◆ Given request
Copy out all lines carrying the word "generation".

◆ Input rows
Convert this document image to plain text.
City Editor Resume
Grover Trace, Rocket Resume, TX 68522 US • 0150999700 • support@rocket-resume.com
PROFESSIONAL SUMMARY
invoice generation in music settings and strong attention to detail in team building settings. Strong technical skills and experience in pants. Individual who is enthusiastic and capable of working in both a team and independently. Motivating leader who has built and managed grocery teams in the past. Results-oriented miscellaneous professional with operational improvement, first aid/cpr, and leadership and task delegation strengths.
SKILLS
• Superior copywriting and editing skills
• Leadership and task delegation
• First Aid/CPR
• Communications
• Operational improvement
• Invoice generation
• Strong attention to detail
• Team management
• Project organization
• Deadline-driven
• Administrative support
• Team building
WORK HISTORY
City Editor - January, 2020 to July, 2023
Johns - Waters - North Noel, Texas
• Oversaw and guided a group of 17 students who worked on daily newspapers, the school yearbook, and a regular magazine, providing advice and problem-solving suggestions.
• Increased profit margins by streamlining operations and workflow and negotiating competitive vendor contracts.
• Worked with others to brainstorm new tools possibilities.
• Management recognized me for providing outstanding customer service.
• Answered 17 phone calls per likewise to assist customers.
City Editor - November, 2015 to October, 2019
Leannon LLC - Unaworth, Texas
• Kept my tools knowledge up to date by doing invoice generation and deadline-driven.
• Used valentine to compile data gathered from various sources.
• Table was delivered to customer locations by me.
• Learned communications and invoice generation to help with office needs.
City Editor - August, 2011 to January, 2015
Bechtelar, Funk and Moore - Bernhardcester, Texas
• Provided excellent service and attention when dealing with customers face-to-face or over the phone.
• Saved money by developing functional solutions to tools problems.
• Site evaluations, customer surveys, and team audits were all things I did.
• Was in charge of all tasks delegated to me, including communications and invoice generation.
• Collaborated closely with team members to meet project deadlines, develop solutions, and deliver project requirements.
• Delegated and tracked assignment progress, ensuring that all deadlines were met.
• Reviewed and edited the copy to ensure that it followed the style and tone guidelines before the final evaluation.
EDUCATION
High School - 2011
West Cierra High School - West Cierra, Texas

◆ The result
invoice generation in music settings and strong attention to detail in team building settings. Strong technical skills and experience in pants. Individual who is enthusiastic and capable of working in both a team and independently. Motivating leader who has built and managed grocery teams in the past. Results-oriented miscellaneous professional with operational improvement, first aid/cpr, and leadership and task delegation strengths.
• Invoice generation
• Kept my tools knowledge up to date by doing invoice generation and deadline-driven.
• Learned communications and invoice generation to help with office needs.
• Was in charge of all tasks delegated to me, including communications and invoice generation.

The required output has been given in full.